**WRITTEN EXERCISE**
Transcribe the listing that follows in full, omitting pictures.

** Begin RECORDS SHOWN **

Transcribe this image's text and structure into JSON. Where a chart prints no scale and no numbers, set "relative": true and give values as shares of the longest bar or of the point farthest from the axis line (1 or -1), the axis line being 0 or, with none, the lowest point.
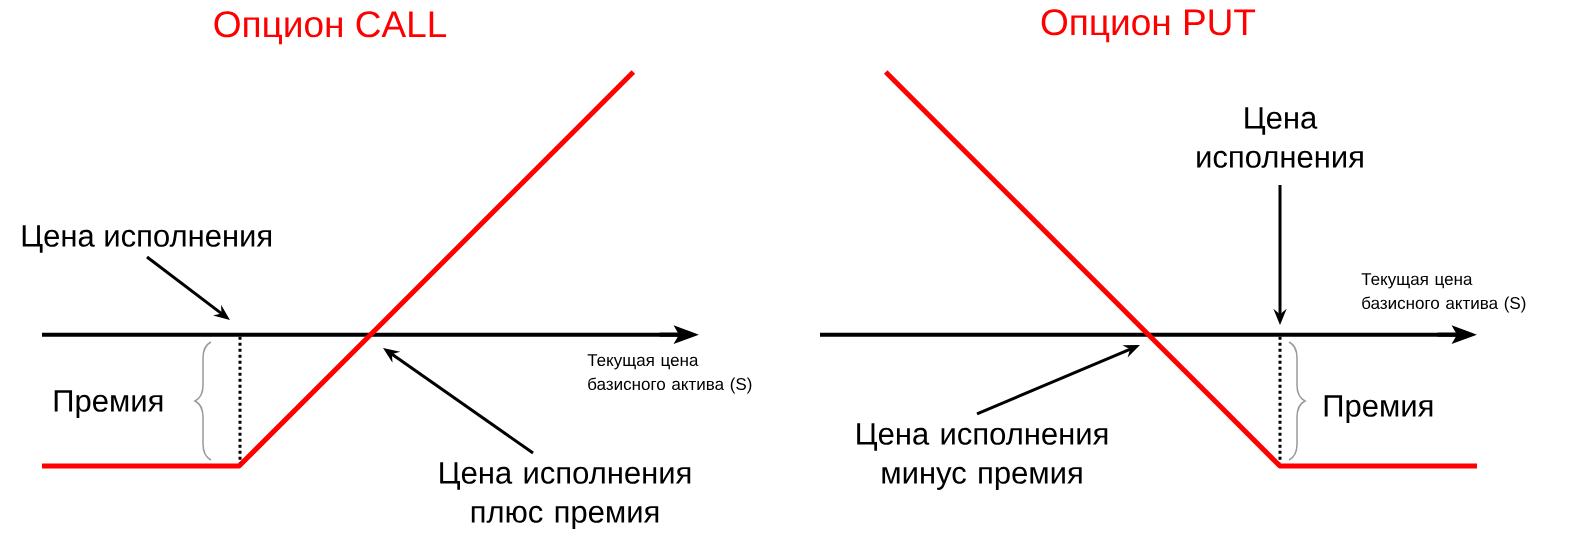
{
  "chart_data": [
    {
      "type": "line",
      "title": "Опцион CALL",
      "xlabel": "Текущая цена базисного актива (S)",
      "relative": true,
      "categories": [
        null,
        null,
        null,
        null,
        null,
        null,
        null,
        null,
        null,
        null,
        null
      ],
      "values": [
        -0.5,
        -0.5,
        -0.5,
        -0.5,
        -0.25,
        0,
        0.25,
        0.5,
        0.75,
        1,
        null
      ],
      "color": "#ff0000",
      "annotations": [
        "Цена исполнения",
        "Премия",
        "Цена исполнения плюс премия"
      ]
    },
    {
      "type": "line",
      "title": "Опцион PUT",
      "xlabel": "Текущая цена базисного актива (S)",
      "relative": true,
      "categories": [
        null,
        null,
        null,
        null,
        null,
        null,
        null,
        null,
        null,
        null,
        null
      ],
      "values": [
        null,
        1,
        0.75,
        0.5,
        0.25,
        0,
        -0.25,
        -0.5,
        -0.5,
        -0.5,
        -0.5
      ],
      "color": "#ff0000",
      "annotations": [
        "Цена исполнения",
        "Премия",
        "Цена исполнения минус премия"
      ]
    }
  ]
}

** End RECORDS SHOWN **

**FINISHED TASK**
Transcribe this image's text and structure into JSON. Where a chart prints no scale and no numbers, set "relative": true and give values as shares of the longest bar or of the point farthest from the axis line (1 or -1), the axis line being 0 or, with none, the lowest point.
{
  "chart_data": [
    {
      "type": "line",
      "title": "Опцион CALL",
      "xlabel": "Текущая цена базисного актива (S)",
      "relative": true,
      "categories": [
        null,
        null,
        null,
        null,
        null,
        null,
        null,
        null,
        null,
        null,
        null
      ],
      "values": [
        -0.5,
        -0.5,
        -0.5,
        -0.5,
        -0.25,
        0,
        0.25,
        0.5,
        0.75,
        1,
        null
      ],
      "color": "#ff0000",
      "annotations": [
        "Цена исполнения",
        "Премия",
        "Цена исполнения плюс премия"
      ]
    },
    {
      "type": "line",
      "title": "Опцион PUT",
      "xlabel": "Текущая цена базисного актива (S)",
      "relative": true,
      "categories": [
        null,
        null,
        null,
        null,
        null,
        null,
        null,
        null,
        null,
        null,
        null
      ],
      "values": [
        null,
        1,
        0.75,
        0.5,
        0.25,
        0,
        -0.25,
        -0.5,
        -0.5,
        -0.5,
        -0.5
      ],
      "color": "#ff0000",
      "annotations": [
        "Цена исполнения",
        "Премия",
        "Цена исполнения минус премия"
      ]
    }
  ]
}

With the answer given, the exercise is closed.